■ EXERCISE DESCRIPTION: Extract each line where the string "Release" shows up.

■ PROVIDED MATERIAL:

_ _ _ _ _

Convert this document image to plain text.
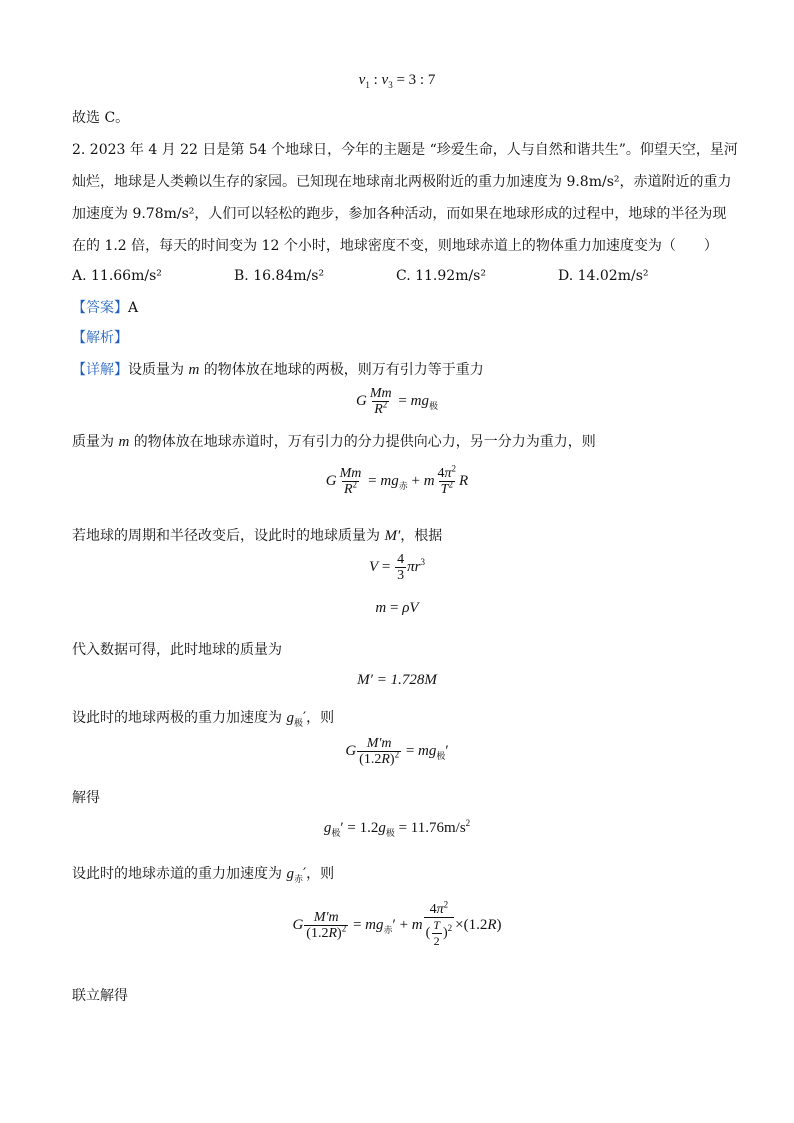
$v_1$ : $v_3 = 3$ : 7
故选 C。
2. 2023 年 4 月 22 日是第 54 个地球日，今年的主题是 “珍爱生命，人与自然和谐共生”。仰望天空，星河
灿烂，地球是人类赖以生存的家园。已知现在地球南北两极附近的重力加速度为 9.8m/s²，赤道附近的重力
加速度为 9.78m/s²，人们可以轻松的跑步，参加各种活动，而如果在地球形成的过程中，地球的半径为现
在的 1.2 倍，每天的时间变为 12 个小时，地球密度不变，则地球赤道上的物体重力加速度变为（　　）
A. 11.66m/s²	B. 16.84m/s²	C. 11.92m/s²	D. 14.02m/s²
【答案】A
【解析】
【详解】设质量为 m 的物体放在地球的两极，则万有引力等于重力
G $\frac{Mm}{R^2} = mg_极$
质量为 m 的物体放在地球赤道时，万有引力的分力提供向心力，另一分力为重力，则
G $\frac{Mm}{R^2} = mg_赤 + m \frac{4\pi^2}{T^2}$ R
若地球的周期和半径改变后，设此时的地球质量为 M′，根据
$V = \frac{4}{3} \pi r^3$
m = ρV
代入数据可得，此时地球的质量为
M′ = 1.728M
设此时的地球两极的重力加速度为 $g_极'$，则
G $\frac{M'm}{(1.2R)^2} = mg_极'$
解得
$g_极' = 1.2g_极 = 11.76m/s^2$
设此时的地球赤道的重力加速度为 $g_赤'$，则
G $\frac{M'm}{(1.2R)^2} = mg_赤' + m \frac{4\pi^2}{( \frac{T}{2} )^2} \times(1.2R)$
联立解得
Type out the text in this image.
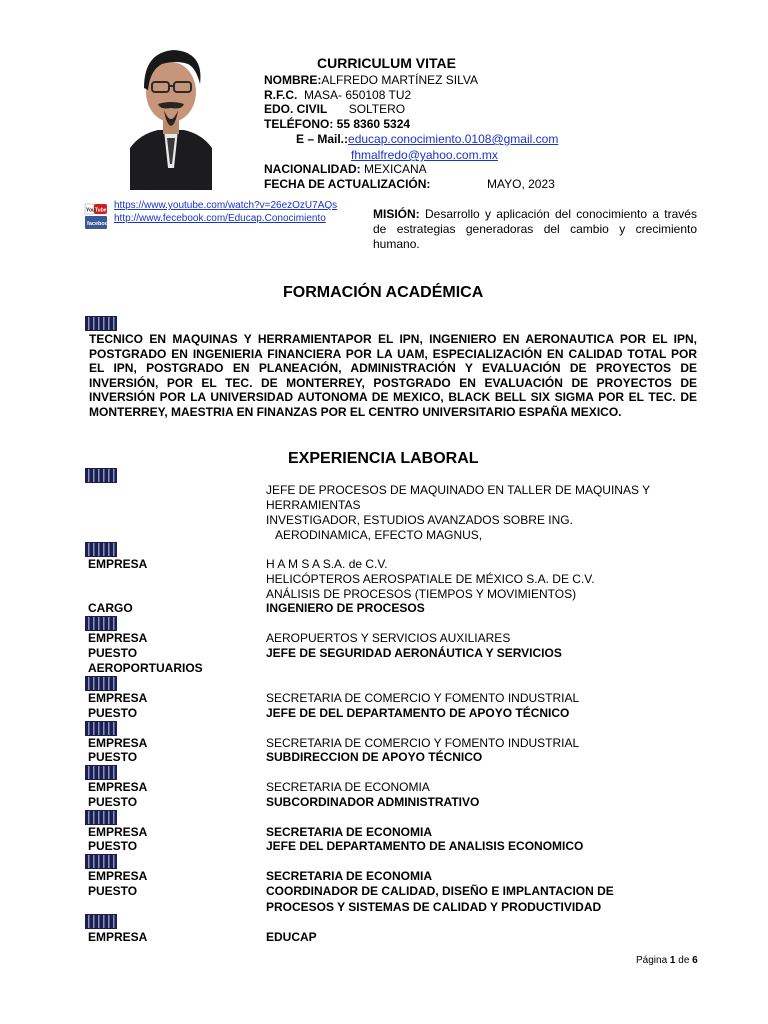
CURRICULUM VITAE
NOMBRE:ALFREDO MARTÍNEZ SILVA
R.F.C. MASA- 650108 TU2
EDO. CIVIL SOLTERO
TELÉFONO: 55 8360 5324
E – Mail.:educap.conocimiento.0108@gmail.com
fhmalfredo@yahoo.com.mx
NACIONALIDAD: MEXICANA
FECHA DE ACTUALIZACIÓN:	MAYO, 2023
You Tube https://www.youtube.com/watch?v=26ezOzU7AQs
facebook http://www.fecebook.com/Educap.Conocimiento	MISIÓN: Desarrollo y aplicación del conocimiento a través de estrategias generadoras del cambio y crecimiento humano.
FORMACIÓN ACADÉMICA
TECNICO EN MAQUINAS Y HERRAMIENTAPOR EL IPN, INGENIERO EN AERONAUTICA POR EL IPN, POSTGRADO EN INGENIERIA FINANCIERA POR LA UAM, ESPECIALIZACIÓN EN CALIDAD TOTAL POR EL IPN, POSTGRADO EN PLANEACIÓN, ADMINISTRACIÓN Y EVALUACIÓN DE PROYECTOS DE INVERSIÓN, POR EL TEC. DE MONTERREY, POSTGRADO EN EVALUACIÓN DE PROYECTOS DE INVERSIÓN POR LA UNIVERSIDAD AUTONOMA DE MEXICO, BLACK BELL SIX SIGMA POR EL TEC. DE MONTERREY, MAESTRIA EN FINANZAS POR EL CENTRO UNIVERSITARIO ESPAÑA MEXICO.
EXPERIENCIA LABORAL
JEFE DE PROCESOS DE MAQUINADO EN TALLER DE MAQUINAS Y HERRAMIENTAS
INVESTIGADOR, ESTUDIOS AVANZADOS SOBRE ING.
AERODINAMICA, EFECTO MAGNUS,
EMPRESA	H A M S A S.A. de C.V.
HELICÓPTEROS AEROSPATIALE DE MÉXICO S.A. DE C.V.
ANÁLISIS DE PROCESOS (TIEMPOS Y MOVIMIENTOS)
CARGO	INGENIERO DE PROCESOS
EMPRESA	AEROPUERTOS Y SERVICIOS AUXILIARES
PUESTO	JEFE DE SEGURIDAD AERONÁUTICA Y SERVICIOS
AEROPORTUARIOS
EMPRESA	SECRETARIA DE COMERCIO Y FOMENTO INDUSTRIAL
PUESTO	JEFE DE DEL DEPARTAMENTO DE APOYO TÉCNICO
EMPRESA	SECRETARIA DE COMERCIO Y FOMENTO INDUSTRIAL
PUESTO	SUBDIRECCION DE APOYO TÉCNICO
EMPRESA	SECRETARIA DE ECONOMIA
PUESTO	SUBCORDINADOR ADMINISTRATIVO
EMPRESA	SECRETARIA DE ECONOMIA
PUESTO	JEFE DEL DEPARTAMENTO DE ANALISIS ECONOMICO
EMPRESA	SECRETARIA DE ECONOMIA
PUESTO	COORDINADOR DE CALIDAD, DISEÑO E IMPLANTACION DE
PROCESOS Y SISTEMAS DE CALIDAD Y PRODUCTIVIDAD
EMPRESA	EDUCAP
Página 1 de 6
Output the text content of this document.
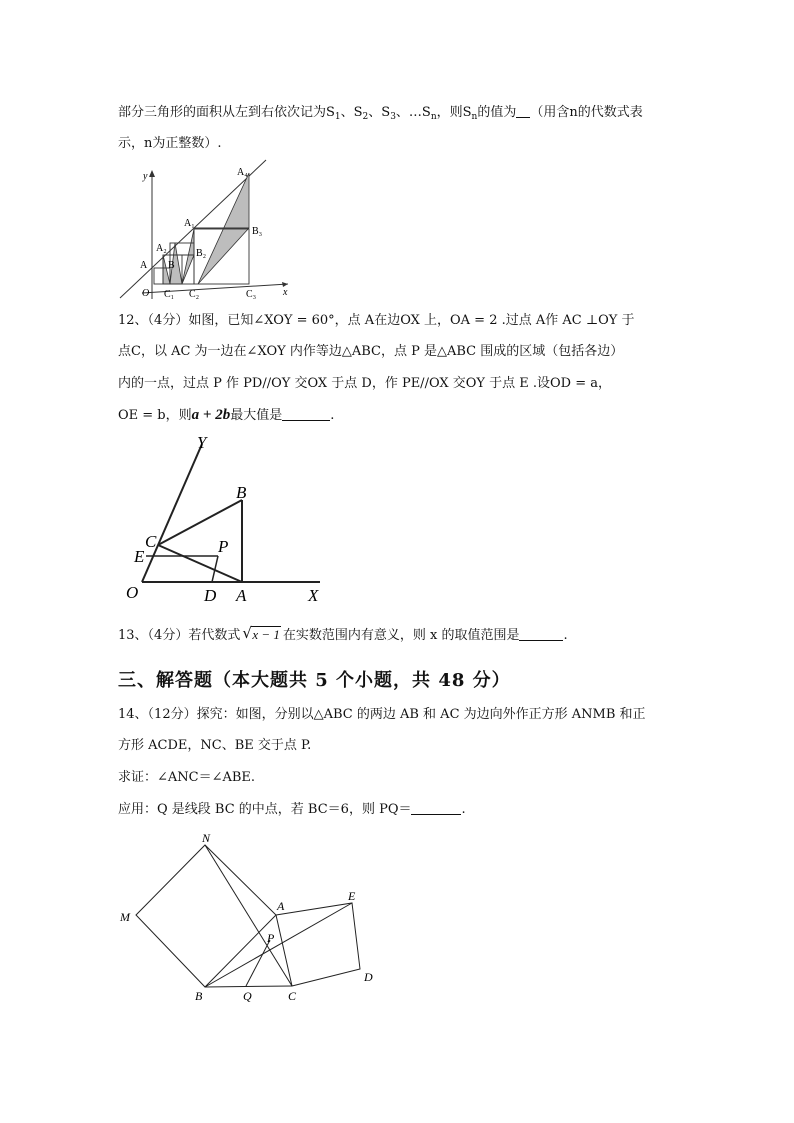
部分三角形的面积从左到右依次记为$S_1$、$S_2$、$S_3$、$\dots S_n$，则$S_n$的值为 （用含n的代数式表
示，n为正整数）.
y
x
O
A
A₂
A₁
A₄
B
B₂
B₃
C₁ C₂	C₃
12、（4分）如图，已知∠XOY = 60°，点 A在边OX 上，OA = 2 .过点 A作 AC ⊥OY 于
点C，以 AC 为一边在∠XOY 内作等边△ABC，点 P 是△ABC 围成的区域（包括各边）
内的一点，过点 P 作 PD//OY 交OX 于点 D，作 PE//OX 交OY 于点 E .设OD = a，
OE = b，则a + 2b最大值是	.
Y
B
C
E
P
O	D A	X
13、（4分）若代数式 √ x − 1 在实数范围内有意义，则 x 的取值范围是	.
三、解答题（本大题共 5 个小题，共 48 分）
14、（12分）探究：如图，分别以△ABC 的两边 AB 和 AC 为边向外作正方形 ANMB 和正
方形 ACDE，NC、BE 交于点 P.
求证：∠ANC＝∠ABE.
应用：Q 是线段 BC 的中点，若 BC＝6，则 PQ＝	.
N
M
A
E
P
D
B	Q	C
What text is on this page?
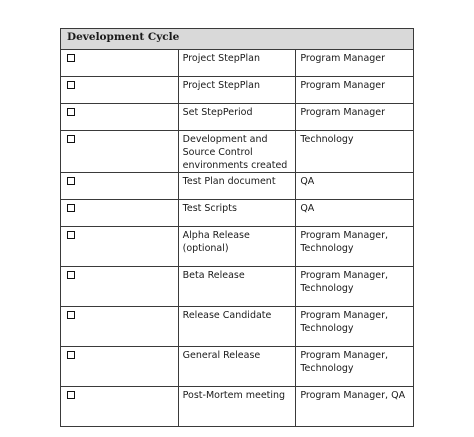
Development Cycle		
	Project StepPlan	Program Manager
	Project StepPlan	Program Manager
	Set StepPeriod	Program Manager
	Development and Source Control environments created	Technology
	Test Plan document	QA
	Test Scripts	QA
	Alpha Release (optional)	Program Manager, Technology
	Beta Release	Program Manager, Technology
	Release Candidate	Program Manager, Technology
	General Release	Program Manager, Technology
	Post-Mortem meeting	Program Manager, QA
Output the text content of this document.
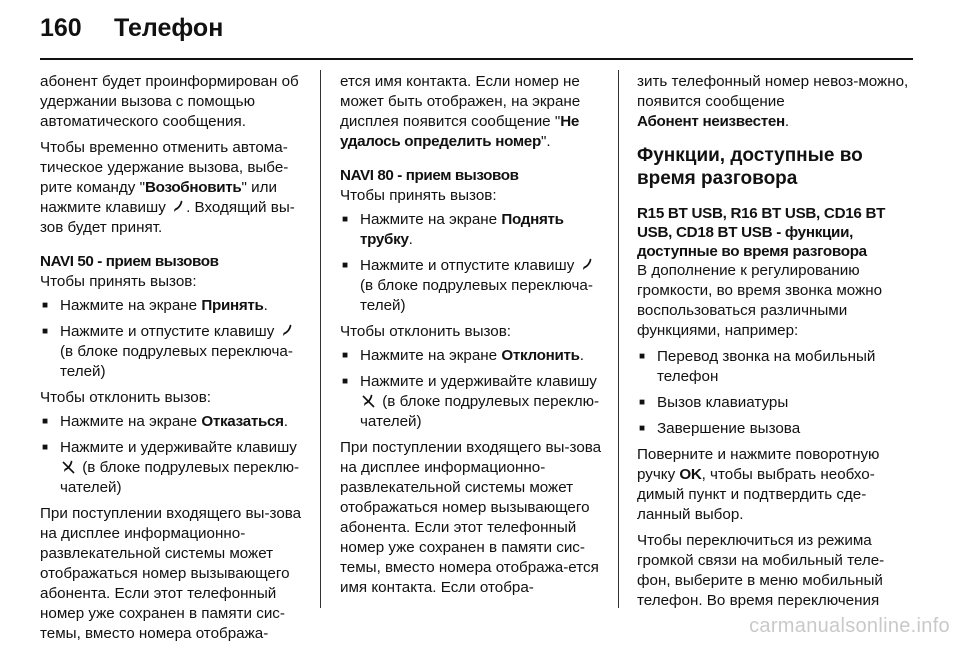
160	Телефон

абонент будет проинформирован об удержании вызова с помощью автоматического сообщения.

Чтобы временно отменить автома-тическое удержание вызова, выбе-рите команду "Возобновить" или нажмите клавишу . Входящий вы-зов будет принят.

NAVI 50 - прием вызовов

Чтобы принять вызов:

■ Нажмите на экране Принять.
■ Нажмите и отпустите клавишу  (в блоке подрулевых переключа-телей)

Чтобы отклонить вызов:

■ Нажмите на экране Отказаться.
■ Нажмите и удерживайте клавишу
(в блоке подрулевых переклю-чателей)

При поступлении входящего вы-зова на дисплее информационно-развлекательной системы может отображаться номер вызывающего абонента. Если этот телефонный номер уже сохранен в памяти сис-темы, вместо номера отобража-

ется имя контакта. Если номер не может быть отображен, на экране дисплея появится сообщение "Не удалось определить номер".

NAVI 80 - прием вызовов

Чтобы принять вызов:

■ Нажмите на экране Поднять трубку.
■ Нажмите и отпустите клавишу  (в блоке подрулевых переключа-телей)

Чтобы отклонить вызов:

■ Нажмите на экране Отклонить.
■ Нажмите и удерживайте клавишу
(в блоке подрулевых переклю-чателей)

При поступлении входящего вы-зова на дисплее информационно-развлекательной системы может отображаться номер вызывающего абонента. Если этот телефонный номер уже сохранен в памяти сис-темы, вместо номера отобража-ется имя контакта. Если отобра-

зить телефонный номер невоз-можно, появится сообщение
Абонент неизвестен.

Функции, доступные во время разговора

R15 BT USB, R16 BT USB, CD16 BT USB, CD18 BT USB - функции, доступные во время разговора

В дополнение к регулированию громкости, во время звонка можно воспользоваться различными функциями, например:

■ Перевод звонка на мобильный телефон
■ Вызов клавиатуры
■ Завершение вызова

Поверните и нажмите поворотную ручку OK, чтобы выбрать необхо-димый пункт и подтвердить сде-ланный выбор.

Чтобы переключиться из режима громкой связи на мобильный теле-фон, выберите в меню мобильный телефон. Во время переключения

carmanualsonline.info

_ _ _ _ _

■ ANSWER TO THE EXERCISE:
	Alpha Release (optional)	Program Manager, Technology
	Beta Release	Program Manager, Technology
	Release Candidate	Program Manager, Technology
	General Release	Program Manager, Technology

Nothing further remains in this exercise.